» **Work required**: Exactly repeat all the records below, omitting the images they hold.

» **Extracted entries**:
········

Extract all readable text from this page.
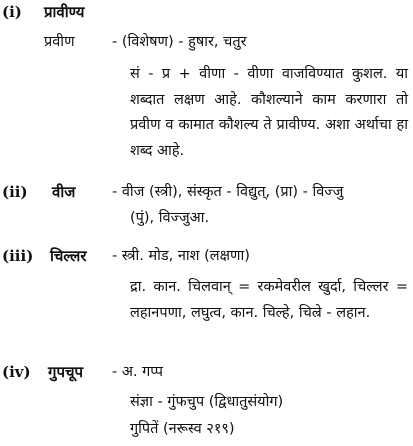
(i) प्रावीण्य
प्रवीण	- (विशेषण) - हुषार, चतुर
सं - प्र + वीणा - वीणा वाजविण्यात कुशल. या शब्दात लक्षण आहे. कौशल्याने काम करणारा तो प्रवीण व कामात कौशल्य ते प्रावीण्य. अशा अर्थाचा हा शब्द आहे.
(ii) वीज	- वीज (स्त्री), संस्कृत - विद्युत्, (प्रा) - विज्जु
(पुं), विज्जुआ.
(iii) चिल्लर - स्त्री. मोड, नाश (लक्षणा)
द्रा. कान. चिलवान् = रकमेवरील खुर्दा, चिल्लर = लहानपणा, लघुत्व, कान. चिल्हे, चिल्रे - लहान.
(iv) गुपचूप - अ. गप्प
संज्ञा - गुंफचुप (द्विधातुसंयोग)
गुपितें (नरूस्व २१९)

········

» **Complete output**:
Extract all readable text from this page.
(i) प्रावीण्य
प्रवीण	- (विशेषण) - हुषार, चतुर
सं - प्र + वीणा - वीणा वाजविण्यात कुशल. या शब्दात लक्षण आहे. कौशल्याने काम करणारा तो प्रवीण व कामात कौशल्य ते प्रावीण्य. अशा अर्थाचा हा शब्द आहे.
(ii) वीज	- वीज (स्त्री), संस्कृत - विद्युत्, (प्रा) - विज्जु
(पुं), विज्जुआ.
(iii) चिल्लर - स्त्री. मोड, नाश (लक्षणा)
द्रा. कान. चिलवान् = रकमेवरील खुर्दा, चिल्लर = लहानपणा, लघुत्व, कान. चिल्हे, चिल्रे - लहान.
(iv) गुपचूप - अ. गप्प
संज्ञा - गुंफचुप (द्विधातुसंयोग)
गुपितें (नरूस्व २१९)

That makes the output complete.